▶ **Stored rows**:
--- BEGIN ---
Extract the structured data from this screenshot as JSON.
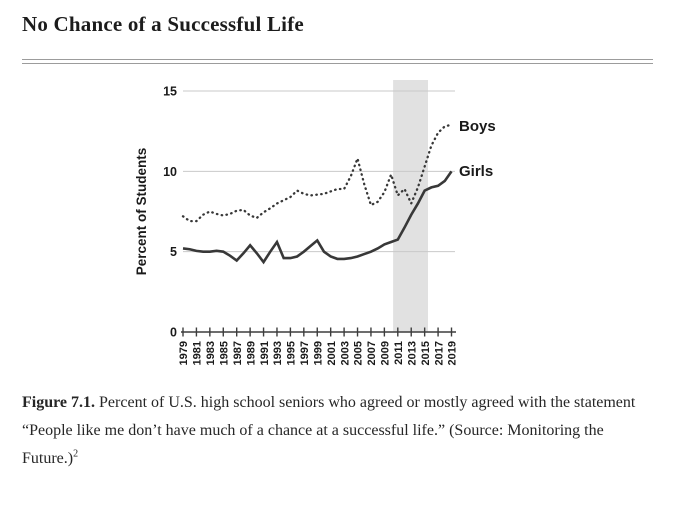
{
  "page": {
    "title": "No Chance of a Successful Life"
  },
  "caption": {
    "label": "Figure 7.1.",
    "text": "Percent of U.S. high school seniors who agreed or mostly agreed with the statement “People like me don’t have much of a chance at a successful life.” (Source: Monitoring the Future.)",
    "footnote": "2"
  },
  "chart_data": {
    "type": "line",
    "title": "No Chance of a Successful Life",
    "xlabel": "",
    "ylabel": "Percent of Students",
    "ylim": [
      0,
      15
    ],
    "yticks": [
      0,
      5,
      10,
      15
    ],
    "grid": "horizontal",
    "xtick_labels": [
      "1979",
      "1981",
      "1983",
      "1985",
      "1987",
      "1989",
      "1991",
      "1993",
      "1995",
      "1997",
      "1999",
      "2001",
      "2003",
      "2005",
      "2007",
      "2009",
      "2011",
      "2013",
      "2015",
      "2017",
      "2019"
    ],
    "x": [
      1979,
      1980,
      1981,
      1982,
      1983,
      1984,
      1985,
      1986,
      1987,
      1988,
      1989,
      1990,
      1991,
      1992,
      1993,
      1994,
      1995,
      1996,
      1997,
      1998,
      1999,
      2000,
      2001,
      2002,
      2003,
      2004,
      2005,
      2006,
      2007,
      2008,
      2009,
      2010,
      2011,
      2012,
      2013,
      2014,
      2015,
      2016,
      2017,
      2018,
      2019
    ],
    "series": [
      {
        "name": "Boys",
        "style": "dotted",
        "values": [
          7.2,
          6.9,
          6.9,
          7.3,
          7.5,
          7.35,
          7.25,
          7.35,
          7.55,
          7.6,
          7.25,
          7.1,
          7.45,
          7.7,
          8.0,
          8.2,
          8.4,
          8.8,
          8.6,
          8.5,
          8.55,
          8.6,
          8.75,
          8.9,
          8.9,
          9.7,
          10.8,
          9.2,
          7.9,
          8.1,
          8.7,
          9.8,
          8.5,
          8.9,
          8.0,
          9.0,
          10.3,
          11.6,
          12.4,
          12.8,
          12.9
        ]
      },
      {
        "name": "Girls",
        "style": "solid",
        "values": [
          5.2,
          5.15,
          5.05,
          5.0,
          5.0,
          5.05,
          5.0,
          4.75,
          4.45,
          4.9,
          5.4,
          4.9,
          4.35,
          5.0,
          5.6,
          4.6,
          4.6,
          4.7,
          5.0,
          5.35,
          5.7,
          5.0,
          4.7,
          4.55,
          4.55,
          4.6,
          4.7,
          4.85,
          5.0,
          5.2,
          5.45,
          5.6,
          5.75,
          6.5,
          7.3,
          8.0,
          8.8,
          9.0,
          9.1,
          9.4,
          10.0
        ]
      }
    ],
    "shaded_region": {
      "x_start": 2010.3,
      "x_end": 2015.5
    },
    "legend_position": "right-of-line-ends",
    "colors": {
      "line": "#383838",
      "grid": "#c9c9c9",
      "axis": "#3d3d3d",
      "band": "#e1e1e1",
      "text": "#1a1a1a"
    }
  }
}
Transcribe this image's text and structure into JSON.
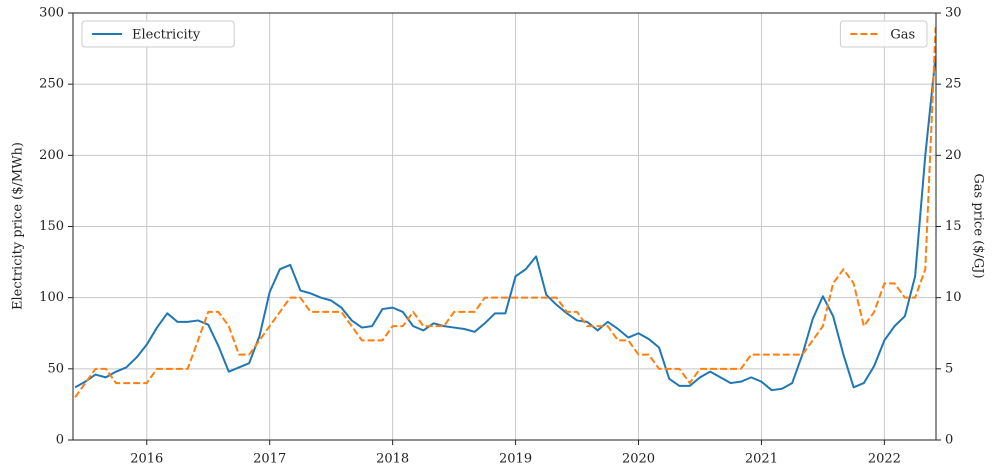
--- END ---
▶ **To do**: Your task is to reproduce all of the material exactly. The pictures stay out.

▶ **Answer to this problem**:
Extract the structured data from this screenshot as JSON.
{
  "page": {
    "title": "No Chance of a Successful Life"
  },
  "caption": {
    "label": "Figure 7.1.",
    "text": "Percent of U.S. high school seniors who agreed or mostly agreed with the statement “People like me don’t have much of a chance at a successful life.” (Source: Monitoring the Future.)",
    "footnote": "2"
  },
  "chart_data": {
    "type": "line",
    "title": "No Chance of a Successful Life",
    "xlabel": "",
    "ylabel": "Percent of Students",
    "ylim": [
      0,
      15
    ],
    "yticks": [
      0,
      5,
      10,
      15
    ],
    "grid": "horizontal",
    "xtick_labels": [
      "1979",
      "1981",
      "1983",
      "1985",
      "1987",
      "1989",
      "1991",
      "1993",
      "1995",
      "1997",
      "1999",
      "2001",
      "2003",
      "2005",
      "2007",
      "2009",
      "2011",
      "2013",
      "2015",
      "2017",
      "2019"
    ],
    "x": [
      1979,
      1980,
      1981,
      1982,
      1983,
      1984,
      1985,
      1986,
      1987,
      1988,
      1989,
      1990,
      1991,
      1992,
      1993,
      1994,
      1995,
      1996,
      1997,
      1998,
      1999,
      2000,
      2001,
      2002,
      2003,
      2004,
      2005,
      2006,
      2007,
      2008,
      2009,
      2010,
      2011,
      2012,
      2013,
      2014,
      2015,
      2016,
      2017,
      2018,
      2019
    ],
    "series": [
      {
        "name": "Boys",
        "style": "dotted",
        "values": [
          7.2,
          6.9,
          6.9,
          7.3,
          7.5,
          7.35,
          7.25,
          7.35,
          7.55,
          7.6,
          7.25,
          7.1,
          7.45,
          7.7,
          8.0,
          8.2,
          8.4,
          8.8,
          8.6,
          8.5,
          8.55,
          8.6,
          8.75,
          8.9,
          8.9,
          9.7,
          10.8,
          9.2,
          7.9,
          8.1,
          8.7,
          9.8,
          8.5,
          8.9,
          8.0,
          9.0,
          10.3,
          11.6,
          12.4,
          12.8,
          12.9
        ]
      },
      {
        "name": "Girls",
        "style": "solid",
        "values": [
          5.2,
          5.15,
          5.05,
          5.0,
          5.0,
          5.05,
          5.0,
          4.75,
          4.45,
          4.9,
          5.4,
          4.9,
          4.35,
          5.0,
          5.6,
          4.6,
          4.6,
          4.7,
          5.0,
          5.35,
          5.7,
          5.0,
          4.7,
          4.55,
          4.55,
          4.6,
          4.7,
          4.85,
          5.0,
          5.2,
          5.45,
          5.6,
          5.75,
          6.5,
          7.3,
          8.0,
          8.8,
          9.0,
          9.1,
          9.4,
          10.0
        ]
      }
    ],
    "shaded_region": {
      "x_start": 2010.3,
      "x_end": 2015.5
    },
    "legend_position": "right-of-line-ends",
    "colors": {
      "line": "#383838",
      "grid": "#c9c9c9",
      "axis": "#3d3d3d",
      "band": "#e1e1e1",
      "text": "#1a1a1a"
    }
  }
}
Transcribe this image's text and structure into JSON.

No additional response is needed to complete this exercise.